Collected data
====================

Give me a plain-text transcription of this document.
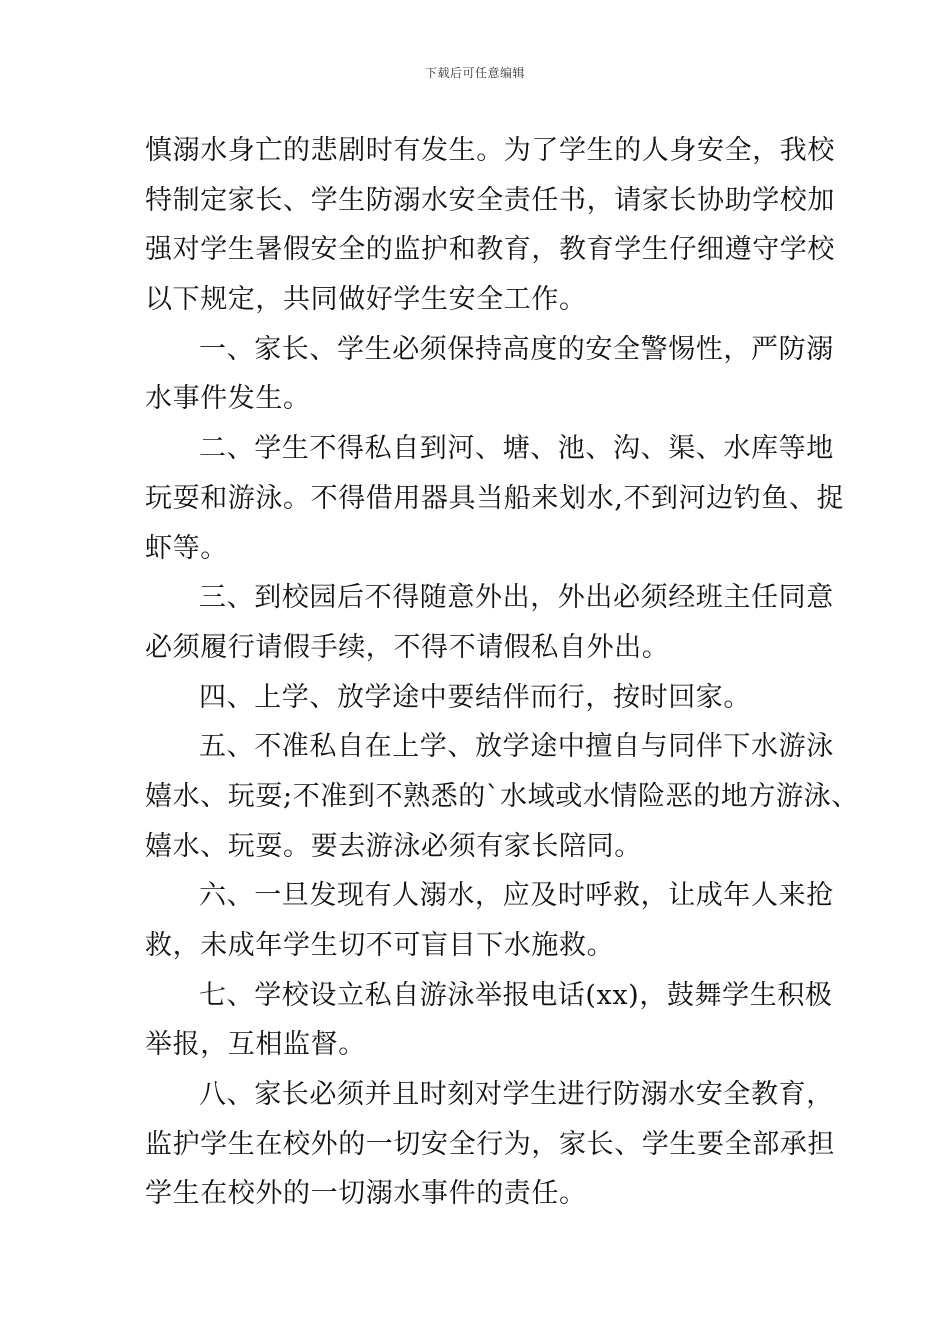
下载后可任意编辑
慎溺水身亡的悲剧时有发生。为了学生的人身安全，我校
特制定家长、学生防溺水安全责任书，请家长协助学校加
强对学生暑假安全的监护和教育，教育学生仔细遵守学校
以下规定，共同做好学生安全工作。
一、家长、学生必须保持高度的安全警惕性，严防溺
水事件发生。
二、学生不得私自到河、塘、池、沟、渠、水库等地
玩耍和游泳。不得借用器具当船来划水,不到河边钓鱼、捉
虾等。
三、到校园后不得随意外出，外出必须经班主任同意
必须履行请假手续，不得不请假私自外出。
四、上学、放学途中要结伴而行，按时回家。
五、不准私自在上学、放学途中擅自与同伴下水游泳
嬉水、玩耍;不准到不熟悉的`水域或水情险恶的地方游泳、
嬉水、玩耍。要去游泳必须有家长陪同。
六、一旦发现有人溺水，应及时呼救，让成年人来抢
救，未成年学生切不可盲目下水施救。
七、学校设立私自游泳举报电话(xx)，鼓舞学生积极
举报，互相监督。
八、家长必须并且时刻对学生进行防溺水安全教育，
监护学生在校外的一切安全行为，家长、学生要全部承担
学生在校外的一切溺水事件的责任。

====================

Will you set down the records word for word while leaving out every picture?

[ANSWER IN FULL]
Give me a plain-text transcription of this document.
下载后可任意编辑
慎溺水身亡的悲剧时有发生。为了学生的人身安全，我校
特制定家长、学生防溺水安全责任书，请家长协助学校加
强对学生暑假安全的监护和教育，教育学生仔细遵守学校
以下规定，共同做好学生安全工作。
一、家长、学生必须保持高度的安全警惕性，严防溺
水事件发生。
二、学生不得私自到河、塘、池、沟、渠、水库等地
玩耍和游泳。不得借用器具当船来划水,不到河边钓鱼、捉
虾等。
三、到校园后不得随意外出，外出必须经班主任同意
必须履行请假手续，不得不请假私自外出。
四、上学、放学途中要结伴而行，按时回家。
五、不准私自在上学、放学途中擅自与同伴下水游泳
嬉水、玩耍;不准到不熟悉的`水域或水情险恶的地方游泳、
嬉水、玩耍。要去游泳必须有家长陪同。
六、一旦发现有人溺水，应及时呼救，让成年人来抢
救，未成年学生切不可盲目下水施救。
七、学校设立私自游泳举报电话(xx)，鼓舞学生积极
举报，互相监督。
八、家长必须并且时刻对学生进行防溺水安全教育，
监护学生在校外的一切安全行为，家长、学生要全部承担
学生在校外的一切溺水事件的责任。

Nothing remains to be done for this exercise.